## Directions
Work out how many lines of the listing hold the string "screenshot", then answer with that number and nothing else.
--
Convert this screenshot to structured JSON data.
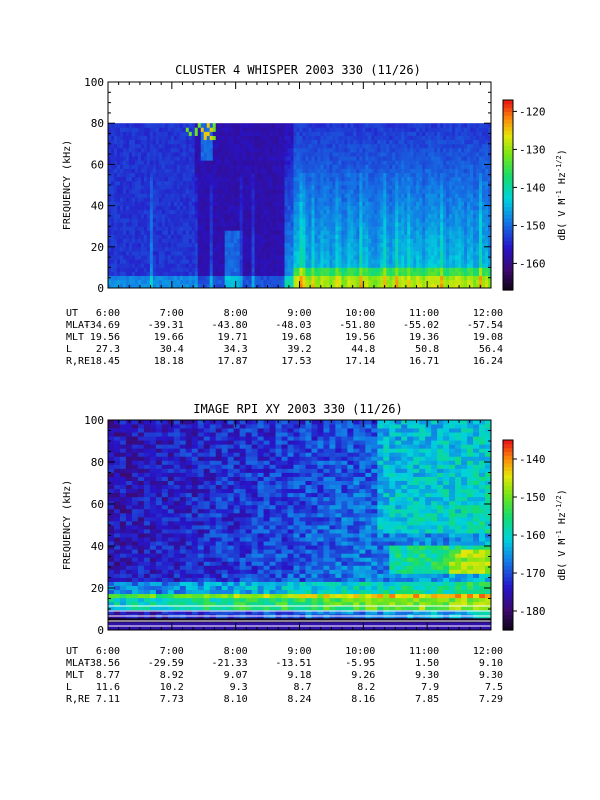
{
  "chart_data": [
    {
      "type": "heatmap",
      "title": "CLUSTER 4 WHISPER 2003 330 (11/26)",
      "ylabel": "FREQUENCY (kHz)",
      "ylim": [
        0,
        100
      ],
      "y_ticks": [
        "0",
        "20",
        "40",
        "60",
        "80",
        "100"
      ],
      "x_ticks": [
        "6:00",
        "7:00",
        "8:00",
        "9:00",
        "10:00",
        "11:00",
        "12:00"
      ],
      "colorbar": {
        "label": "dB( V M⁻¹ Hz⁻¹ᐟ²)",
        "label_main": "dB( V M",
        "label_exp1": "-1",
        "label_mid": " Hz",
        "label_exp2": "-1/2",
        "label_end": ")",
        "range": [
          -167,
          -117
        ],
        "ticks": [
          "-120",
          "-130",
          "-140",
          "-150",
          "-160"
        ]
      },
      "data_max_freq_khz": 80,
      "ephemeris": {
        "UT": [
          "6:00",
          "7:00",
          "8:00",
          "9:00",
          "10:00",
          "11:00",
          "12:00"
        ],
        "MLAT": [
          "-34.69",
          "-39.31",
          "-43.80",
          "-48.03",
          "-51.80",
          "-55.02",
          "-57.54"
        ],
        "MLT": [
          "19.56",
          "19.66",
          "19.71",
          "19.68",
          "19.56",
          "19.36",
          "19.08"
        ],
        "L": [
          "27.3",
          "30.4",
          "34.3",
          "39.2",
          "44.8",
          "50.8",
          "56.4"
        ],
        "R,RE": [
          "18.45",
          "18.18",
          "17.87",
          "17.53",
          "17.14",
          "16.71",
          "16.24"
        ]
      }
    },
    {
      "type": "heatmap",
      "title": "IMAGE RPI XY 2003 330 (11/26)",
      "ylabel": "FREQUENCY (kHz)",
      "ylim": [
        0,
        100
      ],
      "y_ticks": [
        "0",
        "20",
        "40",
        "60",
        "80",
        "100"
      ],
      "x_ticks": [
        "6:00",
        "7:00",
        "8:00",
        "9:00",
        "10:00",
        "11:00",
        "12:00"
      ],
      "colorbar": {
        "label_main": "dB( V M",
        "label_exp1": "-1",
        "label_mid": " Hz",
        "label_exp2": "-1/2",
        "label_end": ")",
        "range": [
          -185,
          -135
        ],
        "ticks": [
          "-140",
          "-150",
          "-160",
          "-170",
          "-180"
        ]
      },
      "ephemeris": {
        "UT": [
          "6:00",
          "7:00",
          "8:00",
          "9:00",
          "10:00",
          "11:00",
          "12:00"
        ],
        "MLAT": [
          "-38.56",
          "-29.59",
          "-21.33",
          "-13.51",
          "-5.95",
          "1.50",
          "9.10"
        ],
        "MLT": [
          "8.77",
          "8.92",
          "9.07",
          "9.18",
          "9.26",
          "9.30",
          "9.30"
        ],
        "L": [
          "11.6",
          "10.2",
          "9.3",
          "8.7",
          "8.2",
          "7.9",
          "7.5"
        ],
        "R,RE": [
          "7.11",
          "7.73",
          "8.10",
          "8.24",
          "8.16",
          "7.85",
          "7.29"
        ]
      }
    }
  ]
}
--
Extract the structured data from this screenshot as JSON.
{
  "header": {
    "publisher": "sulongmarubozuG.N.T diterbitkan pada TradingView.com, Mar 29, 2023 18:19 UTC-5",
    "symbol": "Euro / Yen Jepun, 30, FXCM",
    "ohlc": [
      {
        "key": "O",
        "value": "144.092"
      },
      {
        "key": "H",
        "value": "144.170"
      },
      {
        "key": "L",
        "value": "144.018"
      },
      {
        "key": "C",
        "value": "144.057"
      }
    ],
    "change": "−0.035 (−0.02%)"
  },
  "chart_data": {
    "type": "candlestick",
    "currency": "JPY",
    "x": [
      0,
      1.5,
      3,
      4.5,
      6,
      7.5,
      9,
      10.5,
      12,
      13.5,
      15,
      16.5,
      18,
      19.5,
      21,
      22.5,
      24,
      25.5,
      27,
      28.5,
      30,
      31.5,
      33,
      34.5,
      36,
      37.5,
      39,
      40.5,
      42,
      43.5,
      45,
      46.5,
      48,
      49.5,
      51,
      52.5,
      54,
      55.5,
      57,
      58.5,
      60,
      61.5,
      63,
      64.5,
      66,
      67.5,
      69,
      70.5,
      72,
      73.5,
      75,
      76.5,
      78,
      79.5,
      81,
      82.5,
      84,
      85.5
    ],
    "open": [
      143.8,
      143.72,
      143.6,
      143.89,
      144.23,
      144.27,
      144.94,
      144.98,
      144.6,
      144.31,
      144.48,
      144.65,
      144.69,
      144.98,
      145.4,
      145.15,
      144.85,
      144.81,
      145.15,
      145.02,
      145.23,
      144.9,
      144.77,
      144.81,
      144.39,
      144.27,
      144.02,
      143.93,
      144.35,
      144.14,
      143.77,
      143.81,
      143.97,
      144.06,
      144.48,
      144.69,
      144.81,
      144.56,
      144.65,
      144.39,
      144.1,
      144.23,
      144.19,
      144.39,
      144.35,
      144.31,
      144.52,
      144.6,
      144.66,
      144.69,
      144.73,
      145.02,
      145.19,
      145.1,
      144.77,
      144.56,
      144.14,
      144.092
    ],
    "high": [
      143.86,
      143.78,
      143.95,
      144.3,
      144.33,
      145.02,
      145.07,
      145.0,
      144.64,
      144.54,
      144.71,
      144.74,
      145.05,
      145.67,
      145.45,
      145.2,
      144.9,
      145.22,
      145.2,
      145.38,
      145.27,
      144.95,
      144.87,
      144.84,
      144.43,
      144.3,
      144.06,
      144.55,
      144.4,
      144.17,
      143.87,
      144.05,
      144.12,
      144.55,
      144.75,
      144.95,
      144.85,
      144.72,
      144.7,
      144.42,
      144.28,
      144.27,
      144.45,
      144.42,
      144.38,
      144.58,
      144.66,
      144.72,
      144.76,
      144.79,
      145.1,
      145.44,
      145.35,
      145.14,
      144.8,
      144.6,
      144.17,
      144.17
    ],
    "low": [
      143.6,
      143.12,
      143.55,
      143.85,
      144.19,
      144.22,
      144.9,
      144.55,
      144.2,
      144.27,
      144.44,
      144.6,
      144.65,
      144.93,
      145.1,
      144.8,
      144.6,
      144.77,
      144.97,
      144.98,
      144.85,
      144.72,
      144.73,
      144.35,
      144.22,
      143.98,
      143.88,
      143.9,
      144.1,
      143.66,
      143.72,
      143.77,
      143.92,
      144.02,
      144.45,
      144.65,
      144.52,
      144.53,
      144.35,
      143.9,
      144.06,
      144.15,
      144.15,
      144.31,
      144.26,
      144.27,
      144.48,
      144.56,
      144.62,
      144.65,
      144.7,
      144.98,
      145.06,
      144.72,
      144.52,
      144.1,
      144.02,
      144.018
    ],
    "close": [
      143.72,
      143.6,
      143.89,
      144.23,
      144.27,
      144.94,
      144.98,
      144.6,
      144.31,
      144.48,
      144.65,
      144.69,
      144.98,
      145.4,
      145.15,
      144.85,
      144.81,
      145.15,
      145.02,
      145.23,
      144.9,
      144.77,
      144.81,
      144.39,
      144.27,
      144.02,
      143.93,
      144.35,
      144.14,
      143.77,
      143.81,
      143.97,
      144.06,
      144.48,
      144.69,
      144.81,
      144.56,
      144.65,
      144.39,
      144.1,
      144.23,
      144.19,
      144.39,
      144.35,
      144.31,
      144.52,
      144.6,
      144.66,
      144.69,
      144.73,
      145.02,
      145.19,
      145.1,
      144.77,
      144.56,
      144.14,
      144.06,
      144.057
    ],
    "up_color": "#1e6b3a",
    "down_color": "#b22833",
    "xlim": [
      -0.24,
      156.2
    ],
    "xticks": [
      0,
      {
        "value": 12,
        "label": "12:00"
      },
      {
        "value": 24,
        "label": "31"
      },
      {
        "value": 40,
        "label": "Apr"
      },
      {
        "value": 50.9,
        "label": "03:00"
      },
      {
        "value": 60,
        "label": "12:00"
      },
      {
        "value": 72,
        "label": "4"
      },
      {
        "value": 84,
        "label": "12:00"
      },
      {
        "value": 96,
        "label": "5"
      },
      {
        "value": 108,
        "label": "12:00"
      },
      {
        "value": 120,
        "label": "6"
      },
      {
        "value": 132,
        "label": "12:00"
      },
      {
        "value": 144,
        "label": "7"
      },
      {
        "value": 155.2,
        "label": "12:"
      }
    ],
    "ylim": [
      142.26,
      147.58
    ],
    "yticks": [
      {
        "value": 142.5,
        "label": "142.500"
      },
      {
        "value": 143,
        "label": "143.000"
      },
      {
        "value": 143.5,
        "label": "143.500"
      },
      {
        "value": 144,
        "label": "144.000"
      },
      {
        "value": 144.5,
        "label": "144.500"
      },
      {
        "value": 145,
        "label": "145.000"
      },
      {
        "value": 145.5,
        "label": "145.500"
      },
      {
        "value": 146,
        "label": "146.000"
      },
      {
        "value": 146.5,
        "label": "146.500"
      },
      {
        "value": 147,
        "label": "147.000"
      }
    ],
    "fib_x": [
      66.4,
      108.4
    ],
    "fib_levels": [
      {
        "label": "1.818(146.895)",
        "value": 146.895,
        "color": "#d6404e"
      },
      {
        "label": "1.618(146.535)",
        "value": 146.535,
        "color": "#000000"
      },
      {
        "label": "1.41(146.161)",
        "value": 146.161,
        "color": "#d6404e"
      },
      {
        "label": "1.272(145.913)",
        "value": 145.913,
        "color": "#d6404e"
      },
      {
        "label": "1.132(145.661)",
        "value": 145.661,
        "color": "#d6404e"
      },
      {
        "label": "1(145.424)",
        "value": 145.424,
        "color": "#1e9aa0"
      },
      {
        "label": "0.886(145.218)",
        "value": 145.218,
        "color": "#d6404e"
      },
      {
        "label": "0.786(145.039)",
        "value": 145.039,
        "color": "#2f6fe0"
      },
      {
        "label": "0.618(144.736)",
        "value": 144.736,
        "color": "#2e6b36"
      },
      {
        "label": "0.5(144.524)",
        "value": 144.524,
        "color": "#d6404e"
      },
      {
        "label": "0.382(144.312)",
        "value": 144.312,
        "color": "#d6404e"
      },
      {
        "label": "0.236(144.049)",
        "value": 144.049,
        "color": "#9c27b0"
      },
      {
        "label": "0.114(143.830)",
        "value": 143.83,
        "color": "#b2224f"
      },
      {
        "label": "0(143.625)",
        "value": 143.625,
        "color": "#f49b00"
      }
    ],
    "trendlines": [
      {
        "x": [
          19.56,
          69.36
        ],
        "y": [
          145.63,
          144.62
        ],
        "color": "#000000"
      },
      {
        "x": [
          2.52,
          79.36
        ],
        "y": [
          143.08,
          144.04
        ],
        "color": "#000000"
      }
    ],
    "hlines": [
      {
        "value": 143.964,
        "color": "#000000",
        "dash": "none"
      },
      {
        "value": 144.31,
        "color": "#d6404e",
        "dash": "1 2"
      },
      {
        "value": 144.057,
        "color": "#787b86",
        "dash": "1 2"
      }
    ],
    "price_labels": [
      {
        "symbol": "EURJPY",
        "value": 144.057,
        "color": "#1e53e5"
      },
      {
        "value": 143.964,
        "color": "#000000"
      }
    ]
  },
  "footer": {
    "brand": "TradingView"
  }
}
--
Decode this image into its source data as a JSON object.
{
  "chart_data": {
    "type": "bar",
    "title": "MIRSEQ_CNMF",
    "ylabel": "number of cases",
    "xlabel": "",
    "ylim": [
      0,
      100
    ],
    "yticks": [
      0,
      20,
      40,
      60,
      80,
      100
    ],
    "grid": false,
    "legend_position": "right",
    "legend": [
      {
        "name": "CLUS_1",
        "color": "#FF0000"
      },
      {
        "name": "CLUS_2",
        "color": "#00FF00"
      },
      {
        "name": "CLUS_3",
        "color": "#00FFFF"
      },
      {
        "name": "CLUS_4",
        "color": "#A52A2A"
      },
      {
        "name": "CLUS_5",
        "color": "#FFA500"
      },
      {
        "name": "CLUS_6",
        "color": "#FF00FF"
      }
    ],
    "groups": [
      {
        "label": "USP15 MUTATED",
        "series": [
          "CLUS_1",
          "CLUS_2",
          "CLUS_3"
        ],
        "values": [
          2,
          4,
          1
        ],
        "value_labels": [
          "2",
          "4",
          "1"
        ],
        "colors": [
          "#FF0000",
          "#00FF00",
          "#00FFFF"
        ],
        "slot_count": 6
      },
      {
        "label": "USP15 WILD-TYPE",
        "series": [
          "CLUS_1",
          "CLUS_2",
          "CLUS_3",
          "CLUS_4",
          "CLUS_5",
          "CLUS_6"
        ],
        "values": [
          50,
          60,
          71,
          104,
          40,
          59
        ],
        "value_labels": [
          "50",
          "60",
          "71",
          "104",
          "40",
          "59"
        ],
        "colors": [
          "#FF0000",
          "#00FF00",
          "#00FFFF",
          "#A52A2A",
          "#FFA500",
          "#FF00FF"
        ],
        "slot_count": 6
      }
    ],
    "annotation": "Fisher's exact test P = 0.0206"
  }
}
--
## Final result
2